*** Opening RECORDS FOR THE EXERCISE ***

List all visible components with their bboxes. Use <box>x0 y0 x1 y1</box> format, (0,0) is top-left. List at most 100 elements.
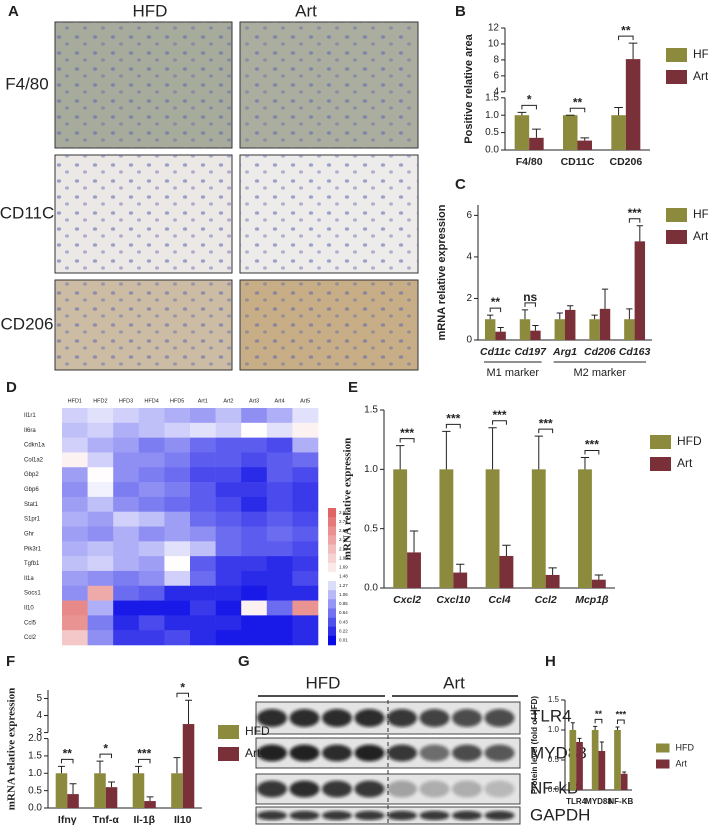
heatmap-cell <box>87 556 114 572</box>
blot-band <box>257 709 287 727</box>
heatmap-cell <box>138 526 165 542</box>
error-bar <box>58 765 65 774</box>
row-label: CD11C <box>0 203 54 222</box>
significance-bracket <box>176 692 190 698</box>
colorbar-swatch <box>328 608 336 618</box>
colorbar-label: 2.32 <box>339 537 348 542</box>
y-axis-label: Protein level (fold of HFD) <box>530 696 539 795</box>
heatmap-cell <box>113 556 140 572</box>
heatmap-cell <box>292 570 319 587</box>
heatmap-cell <box>138 452 165 468</box>
colorbar-label: 0.01 <box>339 638 348 643</box>
bar <box>591 730 599 790</box>
colorbar-swatch <box>328 599 336 609</box>
heatmap-cell <box>190 422 216 438</box>
bar <box>182 724 195 808</box>
group-label: M2 marker <box>574 367 627 379</box>
heatmap-cell <box>292 482 319 498</box>
y-axis-label: mRNA relative expression <box>342 438 354 560</box>
error-bar <box>502 544 511 556</box>
error-bar <box>567 305 574 310</box>
bar <box>565 309 576 340</box>
heatmap-cell <box>164 630 191 646</box>
heatmap-cell <box>164 482 191 498</box>
heatmap-cell <box>113 452 140 468</box>
heatmap-cell <box>138 556 165 572</box>
heatmap-cell <box>190 467 216 483</box>
blot-band <box>452 709 482 727</box>
blot-band <box>322 810 352 821</box>
bar <box>499 555 514 588</box>
bar <box>634 241 646 340</box>
bar <box>495 331 506 340</box>
x-tick-label: Ccl2 <box>535 594 557 606</box>
y-tick-label: 0.5 <box>485 127 499 138</box>
heatmap-cell <box>215 511 242 527</box>
significance-label: ns <box>523 290 537 304</box>
heatmap-cell <box>138 408 165 424</box>
micrographs: HFD Art F4/80 CD11C CD206 <box>0 1 419 371</box>
error-bar <box>488 427 497 470</box>
micrograph-cells <box>55 280 232 370</box>
heatmap-cell <box>62 437 88 453</box>
panel-label: C <box>455 176 466 193</box>
x-tick-label: Cxcl10 <box>436 594 470 606</box>
bar <box>530 330 541 340</box>
bar <box>578 469 592 588</box>
heatmap-cell <box>190 511 216 527</box>
heatmap-cell <box>266 600 293 616</box>
heatmap-cell <box>113 467 140 483</box>
bar <box>576 742 583 790</box>
significance-label: * <box>103 741 108 755</box>
blot-band <box>452 744 482 762</box>
bar <box>484 319 496 340</box>
heatmap-cell <box>62 541 88 557</box>
heatmap-cell <box>241 541 268 557</box>
heatmap-cell <box>87 437 114 453</box>
bar <box>625 59 641 150</box>
y-tick-label: 0.0 <box>364 583 378 594</box>
blot-band <box>289 780 320 798</box>
heatmap-cell <box>241 452 268 468</box>
y-tick-label: 0.0 <box>548 785 560 794</box>
bar <box>529 137 544 150</box>
x-tick-label: Ifnγ <box>58 814 77 825</box>
row-label: Pik3r1 <box>24 546 42 552</box>
heatmap-cell <box>190 452 216 468</box>
error-bar <box>580 456 590 470</box>
significance-label: *** <box>400 426 414 440</box>
heatmap-cell <box>215 556 242 572</box>
panel-label: A <box>8 3 19 20</box>
heatmap-cell <box>190 630 216 646</box>
bar <box>611 115 626 150</box>
bar <box>554 319 565 340</box>
x-tick-label: NF-KB <box>608 797 633 806</box>
y-tick-label: 1.5 <box>364 405 378 416</box>
blot-band <box>387 709 417 727</box>
bar <box>577 140 592 150</box>
blot-band <box>354 744 385 762</box>
heatmap-cell <box>241 467 268 483</box>
bar <box>519 319 531 340</box>
error-bar <box>622 771 627 774</box>
y-tick-label: 0.5 <box>28 785 42 796</box>
column-header: Art <box>295 1 317 20</box>
row-label: Tgfb1 <box>24 561 40 567</box>
error-bar <box>487 314 494 320</box>
colorbar-label: 1.69 <box>339 565 348 570</box>
heatmap-cell <box>113 526 140 542</box>
heatmap-cell <box>292 408 319 424</box>
heatmap-cell <box>138 585 165 601</box>
significance-bracket <box>569 107 586 113</box>
heatmap-cell <box>87 570 114 587</box>
heatmap-cell <box>113 541 140 557</box>
heatmap-cell <box>266 556 293 572</box>
y-tick-label: 0.5 <box>364 523 378 534</box>
blot-band <box>419 744 450 762</box>
colorbar-label: 2.11 <box>339 546 348 551</box>
y-tick-label: 1.0 <box>548 725 560 734</box>
micrograph-cells <box>240 22 418 148</box>
error-bar <box>497 327 504 332</box>
colorbar-label: 2.95 <box>339 510 348 515</box>
heatmap-cell <box>292 452 319 468</box>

*** Closing RECORDS FOR THE EXERCISE ***

## PROBLEM DESCRIPTION
An exact copy of each entry is required, minus the pictures.

## FINISHED EXERCISE
List all visible components with their bboxes. Use <box>x0 y0 x1 y1</box> format, (0,0) is top-left. List at most 100 elements.
heatmap-cell <box>87 556 114 572</box>
blot-band <box>257 709 287 727</box>
heatmap-cell <box>138 526 165 542</box>
error-bar <box>58 765 65 774</box>
row-label: CD11C <box>0 203 54 222</box>
significance-bracket <box>176 692 190 698</box>
colorbar-swatch <box>328 608 336 618</box>
colorbar-label: 2.32 <box>339 537 348 542</box>
y-axis-label: Protein level (fold of HFD) <box>530 696 539 795</box>
heatmap-cell <box>113 556 140 572</box>
heatmap-cell <box>292 570 319 587</box>
heatmap-cell <box>138 452 165 468</box>
colorbar-label: 0.01 <box>339 638 348 643</box>
bar <box>591 730 599 790</box>
colorbar-swatch <box>328 599 336 609</box>
heatmap-cell <box>190 422 216 438</box>
bar <box>182 724 195 808</box>
group-label: M2 marker <box>574 367 627 379</box>
heatmap-cell <box>292 482 319 498</box>
y-axis-label: mRNA relative expression <box>342 438 354 560</box>
error-bar <box>502 544 511 556</box>
error-bar <box>567 305 574 310</box>
bar <box>565 309 576 340</box>
heatmap-cell <box>164 630 191 646</box>
heatmap-cell <box>164 482 191 498</box>
heatmap-cell <box>113 452 140 468</box>
heatmap-cell <box>138 556 165 572</box>
heatmap-cell <box>190 467 216 483</box>
blot-band <box>452 709 482 727</box>
blot-band <box>322 810 352 821</box>
bar <box>499 555 514 588</box>
bar <box>634 241 646 340</box>
bar <box>495 331 506 340</box>
x-tick-label: Ccl2 <box>535 594 557 606</box>
y-tick-label: 0.5 <box>485 127 499 138</box>
heatmap-cell <box>215 511 242 527</box>
significance-label: ns <box>523 290 537 304</box>
heatmap-cell <box>138 408 165 424</box>
micrographs: HFD Art F4/80 CD11C CD206 <box>0 1 419 371</box>
error-bar <box>488 427 497 470</box>
micrograph-cells <box>55 280 232 370</box>
heatmap-cell <box>62 437 88 453</box>
panel-label: C <box>455 176 466 193</box>
x-tick-label: Cxcl10 <box>436 594 470 606</box>
bar <box>530 330 541 340</box>
bar <box>578 469 592 588</box>
heatmap-cell <box>190 511 216 527</box>
heatmap-cell <box>266 600 293 616</box>
heatmap-cell <box>113 467 140 483</box>
bar <box>576 742 583 790</box>
significance-label: * <box>103 741 108 755</box>
blot-band <box>452 744 482 762</box>
bar <box>484 319 496 340</box>
heatmap-cell <box>62 541 88 557</box>
heatmap-cell <box>241 541 268 557</box>
heatmap-cell <box>87 437 114 453</box>
bar <box>625 59 641 150</box>
y-tick-label: 0.0 <box>364 583 378 594</box>
blot-band <box>289 780 320 798</box>
heatmap-cell <box>241 452 268 468</box>
y-tick-label: 0.0 <box>548 785 560 794</box>
bar <box>529 137 544 150</box>
x-tick-label: Ifnγ <box>58 814 77 825</box>
row-label: Pik3r1 <box>24 546 42 552</box>
heatmap-cell <box>190 452 216 468</box>
error-bar <box>580 456 590 470</box>
significance-label: *** <box>400 426 414 440</box>
heatmap-cell <box>215 556 242 572</box>
panel-label: A <box>8 3 19 20</box>
heatmap-cell <box>190 630 216 646</box>
bar <box>611 115 626 150</box>
bar <box>554 319 565 340</box>
x-tick-label: NF-KB <box>608 797 633 806</box>
y-tick-label: 1.5 <box>364 405 378 416</box>
blot-band <box>387 709 417 727</box>
bar <box>577 140 592 150</box>
blot-band <box>354 744 385 762</box>
heatmap-cell <box>241 467 268 483</box>
bar <box>519 319 531 340</box>
error-bar <box>622 771 627 774</box>
y-tick-label: 0.5 <box>28 785 42 796</box>
column-header: Art <box>295 1 317 20</box>
row-label: Tgfb1 <box>24 561 40 567</box>
error-bar <box>487 314 494 320</box>
colorbar-label: 1.69 <box>339 565 348 570</box>
heatmap-cell <box>113 526 140 542</box>
heatmap-cell <box>292 408 319 424</box>
heatmap-cell <box>138 585 165 601</box>
significance-bracket <box>569 107 586 113</box>
heatmap-cell <box>87 570 114 587</box>
heatmap-cell <box>113 541 140 557</box>
heatmap-cell <box>266 556 293 572</box>
y-tick-label: 0.5 <box>364 523 378 534</box>
blot-band <box>419 744 450 762</box>
colorbar-label: 2.11 <box>339 546 348 551</box>
y-tick-label: 1.0 <box>548 725 560 734</box>
micrograph-cells <box>240 22 418 148</box>
error-bar <box>497 327 504 332</box>
colorbar-label: 2.95 <box>339 510 348 515</box>
heatmap-cell <box>292 452 319 468</box>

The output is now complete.